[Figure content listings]
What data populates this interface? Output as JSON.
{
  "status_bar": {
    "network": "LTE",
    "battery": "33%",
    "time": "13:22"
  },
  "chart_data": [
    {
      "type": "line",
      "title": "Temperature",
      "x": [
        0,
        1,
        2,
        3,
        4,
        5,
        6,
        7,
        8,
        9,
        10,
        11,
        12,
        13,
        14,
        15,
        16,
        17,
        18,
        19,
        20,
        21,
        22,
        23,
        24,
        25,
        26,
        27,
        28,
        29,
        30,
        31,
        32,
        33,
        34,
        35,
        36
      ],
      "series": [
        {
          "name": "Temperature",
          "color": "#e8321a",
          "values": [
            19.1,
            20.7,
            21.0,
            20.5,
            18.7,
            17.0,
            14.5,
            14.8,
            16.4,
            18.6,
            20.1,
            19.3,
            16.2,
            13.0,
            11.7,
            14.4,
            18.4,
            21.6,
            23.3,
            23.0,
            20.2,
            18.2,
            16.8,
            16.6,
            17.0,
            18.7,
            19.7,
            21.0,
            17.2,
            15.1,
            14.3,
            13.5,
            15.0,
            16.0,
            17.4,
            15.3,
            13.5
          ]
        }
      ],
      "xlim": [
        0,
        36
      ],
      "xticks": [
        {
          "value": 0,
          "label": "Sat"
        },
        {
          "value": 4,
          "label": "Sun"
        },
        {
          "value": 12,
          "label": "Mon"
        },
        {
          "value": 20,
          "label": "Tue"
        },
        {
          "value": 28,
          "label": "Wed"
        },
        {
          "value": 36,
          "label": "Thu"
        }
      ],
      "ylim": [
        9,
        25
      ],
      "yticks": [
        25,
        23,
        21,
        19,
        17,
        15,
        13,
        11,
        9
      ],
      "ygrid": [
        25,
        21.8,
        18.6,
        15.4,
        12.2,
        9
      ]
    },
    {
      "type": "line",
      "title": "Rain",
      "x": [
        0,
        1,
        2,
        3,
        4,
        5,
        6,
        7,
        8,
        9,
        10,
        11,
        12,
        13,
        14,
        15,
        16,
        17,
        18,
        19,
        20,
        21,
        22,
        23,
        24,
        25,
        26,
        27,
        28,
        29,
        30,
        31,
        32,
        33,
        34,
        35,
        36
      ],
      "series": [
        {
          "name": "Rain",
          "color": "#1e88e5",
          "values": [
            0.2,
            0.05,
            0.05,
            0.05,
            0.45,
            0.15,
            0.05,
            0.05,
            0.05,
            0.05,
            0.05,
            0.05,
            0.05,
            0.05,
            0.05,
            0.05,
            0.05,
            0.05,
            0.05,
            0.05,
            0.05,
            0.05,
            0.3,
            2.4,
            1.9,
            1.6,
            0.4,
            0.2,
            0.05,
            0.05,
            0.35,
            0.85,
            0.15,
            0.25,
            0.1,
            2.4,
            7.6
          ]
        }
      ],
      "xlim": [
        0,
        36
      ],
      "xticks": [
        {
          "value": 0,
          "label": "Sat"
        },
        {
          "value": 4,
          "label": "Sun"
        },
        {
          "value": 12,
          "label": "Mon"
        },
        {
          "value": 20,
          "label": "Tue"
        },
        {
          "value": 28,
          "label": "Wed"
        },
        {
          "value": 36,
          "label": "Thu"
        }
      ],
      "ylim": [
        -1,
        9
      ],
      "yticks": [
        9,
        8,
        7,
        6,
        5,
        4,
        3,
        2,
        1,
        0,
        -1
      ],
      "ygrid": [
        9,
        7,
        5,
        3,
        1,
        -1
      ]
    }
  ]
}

Exercise description »
Restate the whole of the material exactly.

Problem solution »
What data populates this interface? Output as JSON.
{
  "status_bar": {
    "network": "LTE",
    "battery": "33%",
    "time": "13:22"
  },
  "chart_data": [
    {
      "type": "line",
      "title": "Temperature",
      "x": [
        0,
        1,
        2,
        3,
        4,
        5,
        6,
        7,
        8,
        9,
        10,
        11,
        12,
        13,
        14,
        15,
        16,
        17,
        18,
        19,
        20,
        21,
        22,
        23,
        24,
        25,
        26,
        27,
        28,
        29,
        30,
        31,
        32,
        33,
        34,
        35,
        36
      ],
      "series": [
        {
          "name": "Temperature",
          "color": "#e8321a",
          "values": [
            19.1,
            20.7,
            21.0,
            20.5,
            18.7,
            17.0,
            14.5,
            14.8,
            16.4,
            18.6,
            20.1,
            19.3,
            16.2,
            13.0,
            11.7,
            14.4,
            18.4,
            21.6,
            23.3,
            23.0,
            20.2,
            18.2,
            16.8,
            16.6,
            17.0,
            18.7,
            19.7,
            21.0,
            17.2,
            15.1,
            14.3,
            13.5,
            15.0,
            16.0,
            17.4,
            15.3,
            13.5
          ]
        }
      ],
      "xlim": [
        0,
        36
      ],
      "xticks": [
        {
          "value": 0,
          "label": "Sat"
        },
        {
          "value": 4,
          "label": "Sun"
        },
        {
          "value": 12,
          "label": "Mon"
        },
        {
          "value": 20,
          "label": "Tue"
        },
        {
          "value": 28,
          "label": "Wed"
        },
        {
          "value": 36,
          "label": "Thu"
        }
      ],
      "ylim": [
        9,
        25
      ],
      "yticks": [
        25,
        23,
        21,
        19,
        17,
        15,
        13,
        11,
        9
      ],
      "ygrid": [
        25,
        21.8,
        18.6,
        15.4,
        12.2,
        9
      ]
    },
    {
      "type": "line",
      "title": "Rain",
      "x": [
        0,
        1,
        2,
        3,
        4,
        5,
        6,
        7,
        8,
        9,
        10,
        11,
        12,
        13,
        14,
        15,
        16,
        17,
        18,
        19,
        20,
        21,
        22,
        23,
        24,
        25,
        26,
        27,
        28,
        29,
        30,
        31,
        32,
        33,
        34,
        35,
        36
      ],
      "series": [
        {
          "name": "Rain",
          "color": "#1e88e5",
          "values": [
            0.2,
            0.05,
            0.05,
            0.05,
            0.45,
            0.15,
            0.05,
            0.05,
            0.05,
            0.05,
            0.05,
            0.05,
            0.05,
            0.05,
            0.05,
            0.05,
            0.05,
            0.05,
            0.05,
            0.05,
            0.05,
            0.05,
            0.3,
            2.4,
            1.9,
            1.6,
            0.4,
            0.2,
            0.05,
            0.05,
            0.35,
            0.85,
            0.15,
            0.25,
            0.1,
            2.4,
            7.6
          ]
        }
      ],
      "xlim": [
        0,
        36
      ],
      "xticks": [
        {
          "value": 0,
          "label": "Sat"
        },
        {
          "value": 4,
          "label": "Sun"
        },
        {
          "value": 12,
          "label": "Mon"
        },
        {
          "value": 20,
          "label": "Tue"
        },
        {
          "value": 28,
          "label": "Wed"
        },
        {
          "value": 36,
          "label": "Thu"
        }
      ],
      "ylim": [
        -1,
        9
      ],
      "yticks": [
        9,
        8,
        7,
        6,
        5,
        4,
        3,
        2,
        1,
        0,
        -1
      ],
      "ygrid": [
        9,
        7,
        5,
        3,
        1,
        -1
      ]
    }
  ]
}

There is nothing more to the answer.